• _WRITTEN REQUEST_
In the assembly introduction, how many instructions in total did the PDP-11 have?

• _PAGE EXCERPT_
An Architecture Agnostic Intro To Assembly

Assembly is the last "human readable" frontier before reaching the representation of a program that a machine consumes. Times have certainly changed; the PDP-11 had only 16 instructions in total, whereas the Intel x86_64 and x86 manual is well over 2000 pages. You may not ever need to write assembly yourself, but if you ever want to understand what comes out of a compiler, you'll need to know how assembly works. Due to the staggering complexity of modern processors, learning assembly for different architectures could take forever to grok in their entirety. Alas, there's no need to know every nuance of each platform's assembly language; there's enough generalities between Instruction Set Architectures, or ISAs, to lead you to more research on a case-by-case basis.

No matter the ISA, the instructions they offer tend to fall into three primary groups.

Some terminology first:

A register is a named place in memory that is fast to access as it is normally right next to the CPU. That is to say data doesn't have to travel across a bus to read or write from the location in memory.
A word is the most common width of a CPU. If a CPU works usually 32-bits, then a word is 32-bits. This isn't to say some CPUs that are, say, 64-bits wide can't work in 128 bits or 16-bits.
- Note: contrast this by the odd Intel convention that a word is sometimes 16-bits. This means there are double-words (32-bits) and quad-words (64-bits) which you'll see in some instruction manuals. This comes from the quirk that Intel stuck to the 8086 convention since they introduced 32-bit mode with the i386. As such, you can actually run an x86 or x86_64 machine in 16-bit mode, also known as "real" mode.
A byte is almost always 8 bits. There are some earlier machines that did not have this but you don't have to think about them anymore for the most part unless you are being excruciatingly specific to porting to all sorts of machines.This is now an IEC standard: IEC 80000-13:2008
A nibble is half a byte.

Some terminology such as "sentence" and "paragraph" are no longer in common use and so I won't bother with them here. Also, if you have no prior understanding of how a CPU works, I strongly recommend you go read my article on what's in a CPU, first. Although I will be explaining this with x86 and x86-64 examples, I want to make it clear that the classes of instructions are the more important part here rather than the specific names of instructions or how how they precisely work under the hood.

• _GIVEN ENTRIES_

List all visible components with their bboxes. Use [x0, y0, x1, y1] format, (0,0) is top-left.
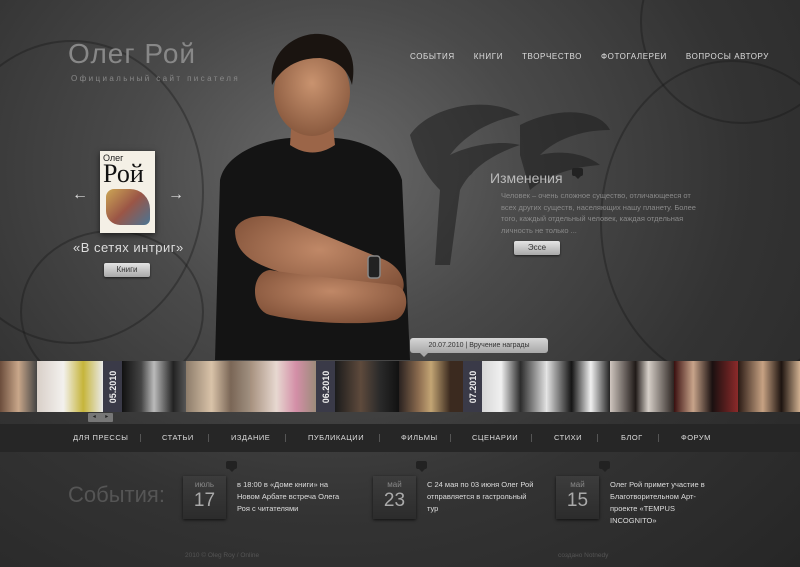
gallery-month-label: 06.2010 — [316, 361, 335, 412]
events-heading: События: — [68, 482, 165, 507]
gallery-photo[interactable] — [546, 361, 610, 412]
bottom-nav-edition[interactable]: Издание — [231, 433, 270, 442]
bottom-nav-films[interactable]: Фильмы — [401, 433, 438, 442]
gallery-photo[interactable] — [186, 361, 250, 412]
bottom-nav-divider — [531, 434, 532, 442]
footer-credit[interactable]: создано Notnedy — [558, 552, 608, 559]
gallery-photo[interactable] — [335, 361, 399, 412]
event-month: июль — [194, 480, 215, 489]
article-title[interactable]: Изменения — [490, 170, 563, 186]
speech-bubble-icon — [416, 461, 427, 472]
nav-creativity[interactable]: Творчество — [522, 52, 582, 61]
page: Олег Рой Официальный сайт писателя Событ… — [0, 0, 800, 567]
photo-gallery-strip: 05.2010 06.2010 07.2010 — [0, 361, 800, 412]
books-button[interactable]: Книги — [104, 263, 150, 277]
bottom-nav-articles[interactable]: Статьи — [162, 433, 194, 442]
gallery-photo[interactable] — [738, 361, 800, 412]
gallery-month-label: 05.2010 — [103, 361, 122, 412]
event-description[interactable]: С 24 мая по 03 июня Олег Рой отправляетс… — [427, 479, 537, 515]
article-excerpt: Человек – очень сложное существо, отлича… — [501, 191, 696, 235]
bottom-nav-press[interactable]: Для прессы — [73, 433, 128, 442]
author-portrait-image — [215, 33, 410, 360]
gallery-prev-icon[interactable]: ◂ — [88, 413, 101, 422]
bottom-nav-divider — [285, 434, 286, 442]
gallery-photo[interactable] — [610, 361, 674, 412]
gallery-photo[interactable] — [0, 361, 37, 412]
nav-books[interactable]: Книги — [474, 52, 503, 61]
book-cover-title: Рой — [103, 159, 144, 188]
gallery-photo[interactable] — [250, 361, 316, 412]
speech-bubble-icon — [572, 168, 583, 179]
gallery-photo[interactable] — [399, 361, 463, 412]
event-date-badge: июль 17 — [183, 476, 226, 519]
event-day: 23 — [383, 490, 406, 511]
gallery-photo[interactable] — [37, 361, 103, 412]
gallery-scroll-control: ◂ ▸ — [88, 413, 113, 422]
book-title[interactable]: «В сетях интриг» — [73, 240, 184, 255]
bottom-nav-divider — [597, 434, 598, 442]
nav-photo-galleries[interactable]: Фотогалереи — [601, 52, 667, 61]
book-cover-image[interactable]: Олег Рой — [100, 151, 155, 233]
speech-bubble-icon — [226, 461, 237, 472]
gallery-next-icon[interactable]: ▸ — [101, 413, 114, 422]
bottom-nav-divider — [379, 434, 380, 442]
event-day: 17 — [193, 490, 216, 511]
gallery-photo[interactable] — [122, 361, 186, 412]
bottom-nav-poems[interactable]: Стихи — [554, 433, 582, 442]
gallery-photo-tag[interactable]: 20.07.2010 | Вручение награды — [410, 338, 548, 357]
event-description[interactable]: Олег Рой примет участие в Благотворитель… — [610, 479, 720, 527]
nav-questions[interactable]: Вопросы автору — [686, 52, 769, 61]
bottom-nav-scripts[interactable]: Сценарии — [472, 433, 518, 442]
bottom-nav-divider — [140, 434, 141, 442]
event-date-badge: май 23 — [373, 476, 416, 519]
event-month: май — [570, 480, 585, 489]
bottom-nav-divider — [208, 434, 209, 442]
bottom-nav-publications[interactable]: Публикации — [308, 433, 364, 442]
footer-copyright: 2010 © Oleg Roy / Online — [185, 552, 260, 559]
nav-events[interactable]: События — [410, 52, 455, 61]
speech-bubble-icon — [599, 461, 610, 472]
event-date-badge: май 15 — [556, 476, 599, 519]
bottom-nav-blog[interactable]: Блог — [621, 433, 643, 442]
essays-button[interactable]: Эссе — [514, 241, 560, 255]
bottom-nav-forum[interactable]: Форум — [681, 433, 711, 442]
event-description[interactable]: в 18:00 в «Доме книги» на Новом Арбате в… — [237, 479, 347, 515]
book-cover-art — [106, 189, 150, 225]
bottom-nav-divider — [450, 434, 451, 442]
site-logo-title[interactable]: Олег Рой — [68, 38, 196, 70]
top-navigation: События Книги Творчество Фотогалереи Воп… — [410, 52, 788, 61]
event-month: май — [387, 480, 402, 489]
bottom-nav-divider — [658, 434, 659, 442]
gallery-month-label: 07.2010 — [463, 361, 482, 412]
gallery-photo[interactable] — [482, 361, 546, 412]
slider-prev-arrow-icon[interactable]: ← — [72, 186, 88, 204]
gallery-photo[interactable] — [674, 361, 738, 412]
slider-next-arrow-icon[interactable]: → — [168, 186, 184, 204]
event-day: 15 — [566, 490, 589, 511]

• _COMPLETE ANSWER_
The PDP-11 had only 16 instructions in total.